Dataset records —
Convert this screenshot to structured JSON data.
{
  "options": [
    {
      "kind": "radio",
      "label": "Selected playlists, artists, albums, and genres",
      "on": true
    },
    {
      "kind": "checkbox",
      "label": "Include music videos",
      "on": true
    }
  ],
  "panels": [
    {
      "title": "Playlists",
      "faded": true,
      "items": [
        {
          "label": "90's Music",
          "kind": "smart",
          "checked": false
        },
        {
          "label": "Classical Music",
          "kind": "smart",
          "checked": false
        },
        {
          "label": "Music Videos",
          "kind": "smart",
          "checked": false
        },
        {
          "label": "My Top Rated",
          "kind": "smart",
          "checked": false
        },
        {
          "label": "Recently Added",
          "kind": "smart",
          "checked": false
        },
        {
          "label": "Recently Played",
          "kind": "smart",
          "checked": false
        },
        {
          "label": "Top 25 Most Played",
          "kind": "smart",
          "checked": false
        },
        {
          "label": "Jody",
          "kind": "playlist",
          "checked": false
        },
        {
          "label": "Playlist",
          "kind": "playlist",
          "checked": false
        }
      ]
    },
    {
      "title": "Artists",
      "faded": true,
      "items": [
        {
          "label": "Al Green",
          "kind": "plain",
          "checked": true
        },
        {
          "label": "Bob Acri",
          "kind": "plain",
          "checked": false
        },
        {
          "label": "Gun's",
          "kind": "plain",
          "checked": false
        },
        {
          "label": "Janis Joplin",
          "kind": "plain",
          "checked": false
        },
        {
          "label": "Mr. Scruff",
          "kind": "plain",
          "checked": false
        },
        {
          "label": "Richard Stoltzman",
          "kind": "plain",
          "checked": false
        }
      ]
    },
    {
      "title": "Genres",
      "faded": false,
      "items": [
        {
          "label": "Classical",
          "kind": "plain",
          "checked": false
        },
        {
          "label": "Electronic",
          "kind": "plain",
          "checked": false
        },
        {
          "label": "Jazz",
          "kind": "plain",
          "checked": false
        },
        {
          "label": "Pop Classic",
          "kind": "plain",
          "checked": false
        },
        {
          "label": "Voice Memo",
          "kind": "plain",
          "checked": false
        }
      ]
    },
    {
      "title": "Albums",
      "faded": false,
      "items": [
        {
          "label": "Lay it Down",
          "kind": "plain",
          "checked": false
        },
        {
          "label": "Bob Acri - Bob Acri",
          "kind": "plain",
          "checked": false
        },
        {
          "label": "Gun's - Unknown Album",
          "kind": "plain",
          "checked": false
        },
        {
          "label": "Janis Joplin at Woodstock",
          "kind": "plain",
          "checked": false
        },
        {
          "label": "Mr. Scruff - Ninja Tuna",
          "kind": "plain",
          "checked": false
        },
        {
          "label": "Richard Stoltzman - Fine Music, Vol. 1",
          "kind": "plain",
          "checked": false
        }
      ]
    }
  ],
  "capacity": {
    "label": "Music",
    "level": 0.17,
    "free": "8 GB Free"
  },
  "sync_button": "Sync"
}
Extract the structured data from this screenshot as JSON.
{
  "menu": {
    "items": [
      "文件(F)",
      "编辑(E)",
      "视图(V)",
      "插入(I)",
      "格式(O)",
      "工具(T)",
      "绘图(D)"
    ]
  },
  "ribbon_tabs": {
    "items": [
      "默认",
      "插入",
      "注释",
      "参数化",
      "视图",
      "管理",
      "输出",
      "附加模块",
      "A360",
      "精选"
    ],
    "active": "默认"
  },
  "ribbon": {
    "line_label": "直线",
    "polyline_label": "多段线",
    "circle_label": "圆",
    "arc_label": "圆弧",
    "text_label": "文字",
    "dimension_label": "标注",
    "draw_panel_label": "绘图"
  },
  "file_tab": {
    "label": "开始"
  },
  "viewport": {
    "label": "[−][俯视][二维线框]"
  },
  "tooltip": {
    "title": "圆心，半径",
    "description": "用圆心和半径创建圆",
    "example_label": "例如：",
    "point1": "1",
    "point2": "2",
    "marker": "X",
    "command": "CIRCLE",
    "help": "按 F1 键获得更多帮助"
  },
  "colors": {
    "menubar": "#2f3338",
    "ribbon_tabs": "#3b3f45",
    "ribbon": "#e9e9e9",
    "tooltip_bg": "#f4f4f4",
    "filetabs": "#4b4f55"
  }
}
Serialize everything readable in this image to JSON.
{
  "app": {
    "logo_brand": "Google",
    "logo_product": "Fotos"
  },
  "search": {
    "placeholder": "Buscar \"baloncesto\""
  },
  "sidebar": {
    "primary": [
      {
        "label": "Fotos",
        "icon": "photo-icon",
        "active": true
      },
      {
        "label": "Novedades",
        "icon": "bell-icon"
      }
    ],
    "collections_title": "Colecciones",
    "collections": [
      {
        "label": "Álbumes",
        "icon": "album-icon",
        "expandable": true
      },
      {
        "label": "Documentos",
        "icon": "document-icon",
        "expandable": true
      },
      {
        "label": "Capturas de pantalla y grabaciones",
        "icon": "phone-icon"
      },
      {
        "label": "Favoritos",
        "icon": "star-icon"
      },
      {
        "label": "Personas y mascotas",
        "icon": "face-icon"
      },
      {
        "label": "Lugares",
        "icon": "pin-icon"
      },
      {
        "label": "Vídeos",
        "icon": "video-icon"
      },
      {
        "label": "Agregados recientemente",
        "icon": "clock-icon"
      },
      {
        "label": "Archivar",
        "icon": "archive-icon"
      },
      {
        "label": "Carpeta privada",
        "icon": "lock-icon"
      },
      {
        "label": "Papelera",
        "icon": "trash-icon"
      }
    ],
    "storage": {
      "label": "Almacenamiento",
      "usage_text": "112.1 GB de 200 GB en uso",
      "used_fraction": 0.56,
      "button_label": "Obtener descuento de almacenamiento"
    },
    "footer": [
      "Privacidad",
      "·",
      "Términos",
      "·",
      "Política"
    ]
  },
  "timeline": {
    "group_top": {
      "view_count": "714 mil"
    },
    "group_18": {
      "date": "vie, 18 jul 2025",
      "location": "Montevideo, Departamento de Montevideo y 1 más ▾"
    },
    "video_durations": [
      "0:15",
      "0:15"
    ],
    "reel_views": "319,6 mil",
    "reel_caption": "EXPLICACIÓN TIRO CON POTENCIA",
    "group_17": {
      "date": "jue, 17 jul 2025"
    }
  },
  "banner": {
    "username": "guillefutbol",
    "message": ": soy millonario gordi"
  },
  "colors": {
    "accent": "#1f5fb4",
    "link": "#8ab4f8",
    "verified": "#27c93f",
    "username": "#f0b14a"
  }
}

Exercise brief — Retype the whole listing above exactly.

Reply —
Convert this screenshot to structured JSON data.
{
  "options": [
    {
      "kind": "radio",
      "label": "Selected playlists, artists, albums, and genres",
      "on": true
    },
    {
      "kind": "checkbox",
      "label": "Include music videos",
      "on": true
    }
  ],
  "panels": [
    {
      "title": "Playlists",
      "faded": true,
      "items": [
        {
          "label": "90's Music",
          "kind": "smart",
          "checked": false
        },
        {
          "label": "Classical Music",
          "kind": "smart",
          "checked": false
        },
        {
          "label": "Music Videos",
          "kind": "smart",
          "checked": false
        },
        {
          "label": "My Top Rated",
          "kind": "smart",
          "checked": false
        },
        {
          "label": "Recently Added",
          "kind": "smart",
          "checked": false
        },
        {
          "label": "Recently Played",
          "kind": "smart",
          "checked": false
        },
        {
          "label": "Top 25 Most Played",
          "kind": "smart",
          "checked": false
        },
        {
          "label": "Jody",
          "kind": "playlist",
          "checked": false
        },
        {
          "label": "Playlist",
          "kind": "playlist",
          "checked": false
        }
      ]
    },
    {
      "title": "Artists",
      "faded": true,
      "items": [
        {
          "label": "Al Green",
          "kind": "plain",
          "checked": true
        },
        {
          "label": "Bob Acri",
          "kind": "plain",
          "checked": false
        },
        {
          "label": "Gun's",
          "kind": "plain",
          "checked": false
        },
        {
          "label": "Janis Joplin",
          "kind": "plain",
          "checked": false
        },
        {
          "label": "Mr. Scruff",
          "kind": "plain",
          "checked": false
        },
        {
          "label": "Richard Stoltzman",
          "kind": "plain",
          "checked": false
        }
      ]
    },
    {
      "title": "Genres",
      "faded": false,
      "items": [
        {
          "label": "Classical",
          "kind": "plain",
          "checked": false
        },
        {
          "label": "Electronic",
          "kind": "plain",
          "checked": false
        },
        {
          "label": "Jazz",
          "kind": "plain",
          "checked": false
        },
        {
          "label": "Pop Classic",
          "kind": "plain",
          "checked": false
        },
        {
          "label": "Voice Memo",
          "kind": "plain",
          "checked": false
        }
      ]
    },
    {
      "title": "Albums",
      "faded": false,
      "items": [
        {
          "label": "Lay it Down",
          "kind": "plain",
          "checked": false
        },
        {
          "label": "Bob Acri - Bob Acri",
          "kind": "plain",
          "checked": false
        },
        {
          "label": "Gun's - Unknown Album",
          "kind": "plain",
          "checked": false
        },
        {
          "label": "Janis Joplin at Woodstock",
          "kind": "plain",
          "checked": false
        },
        {
          "label": "Mr. Scruff - Ninja Tuna",
          "kind": "plain",
          "checked": false
        },
        {
          "label": "Richard Stoltzman - Fine Music, Vol. 1",
          "kind": "plain",
          "checked": false
        }
      ]
    }
  ],
  "capacity": {
    "label": "Music",
    "level": 0.17,
    "free": "8 GB Free"
  },
  "sync_button": "Sync"
}
Extract the structured data from this screenshot as JSON.
{
  "menu": {
    "items": [
      "文件(F)",
      "编辑(E)",
      "视图(V)",
      "插入(I)",
      "格式(O)",
      "工具(T)",
      "绘图(D)"
    ]
  },
  "ribbon_tabs": {
    "items": [
      "默认",
      "插入",
      "注释",
      "参数化",
      "视图",
      "管理",
      "输出",
      "附加模块",
      "A360",
      "精选"
    ],
    "active": "默认"
  },
  "ribbon": {
    "line_label": "直线",
    "polyline_label": "多段线",
    "circle_label": "圆",
    "arc_label": "圆弧",
    "text_label": "文字",
    "dimension_label": "标注",
    "draw_panel_label": "绘图"
  },
  "file_tab": {
    "label": "开始"
  },
  "viewport": {
    "label": "[−][俯视][二维线框]"
  },
  "tooltip": {
    "title": "圆心，半径",
    "description": "用圆心和半径创建圆",
    "example_label": "例如：",
    "point1": "1",
    "point2": "2",
    "marker": "X",
    "command": "CIRCLE",
    "help": "按 F1 键获得更多帮助"
  },
  "colors": {
    "menubar": "#2f3338",
    "ribbon_tabs": "#3b3f45",
    "ribbon": "#e9e9e9",
    "tooltip_bg": "#f4f4f4",
    "filetabs": "#4b4f55"
  }
}
Serialize everything readable in this image to JSON.
{
  "app": {
    "logo_brand": "Google",
    "logo_product": "Fotos"
  },
  "search": {
    "placeholder": "Buscar \"baloncesto\""
  },
  "sidebar": {
    "primary": [
      {
        "label": "Fotos",
        "icon": "photo-icon",
        "active": true
      },
      {
        "label": "Novedades",
        "icon": "bell-icon"
      }
    ],
    "collections_title": "Colecciones",
    "collections": [
      {
        "label": "Álbumes",
        "icon": "album-icon",
        "expandable": true
      },
      {
        "label": "Documentos",
        "icon": "document-icon",
        "expandable": true
      },
      {
        "label": "Capturas de pantalla y grabaciones",
        "icon": "phone-icon"
      },
      {
        "label": "Favoritos",
        "icon": "star-icon"
      },
      {
        "label": "Personas y mascotas",
        "icon": "face-icon"
      },
      {
        "label": "Lugares",
        "icon": "pin-icon"
      },
      {
        "label": "Vídeos",
        "icon": "video-icon"
      },
      {
        "label": "Agregados recientemente",
        "icon": "clock-icon"
      },
      {
        "label": "Archivar",
        "icon": "archive-icon"
      },
      {
        "label": "Carpeta privada",
        "icon": "lock-icon"
      },
      {
        "label": "Papelera",
        "icon": "trash-icon"
      }
    ],
    "storage": {
      "label": "Almacenamiento",
      "usage_text": "112.1 GB de 200 GB en uso",
      "used_fraction": 0.56,
      "button_label": "Obtener descuento de almacenamiento"
    },
    "footer": [
      "Privacidad",
      "·",
      "Términos",
      "·",
      "Política"
    ]
  },
  "timeline": {
    "group_top": {
      "view_count": "714 mil"
    },
    "group_18": {
      "date": "vie, 18 jul 2025",
      "location": "Montevideo, Departamento de Montevideo y 1 más ▾"
    },
    "video_durations": [
      "0:15",
      "0:15"
    ],
    "reel_views": "319,6 mil",
    "reel_caption": "EXPLICACIÓN TIRO CON POTENCIA",
    "group_17": {
      "date": "jue, 17 jul 2025"
    }
  },
  "banner": {
    "username": "guillefutbol",
    "message": ": soy millonario gordi"
  },
  "colors": {
    "accent": "#1f5fb4",
    "link": "#8ab4f8",
    "verified": "#27c93f",
    "username": "#f0b14a"
  }
}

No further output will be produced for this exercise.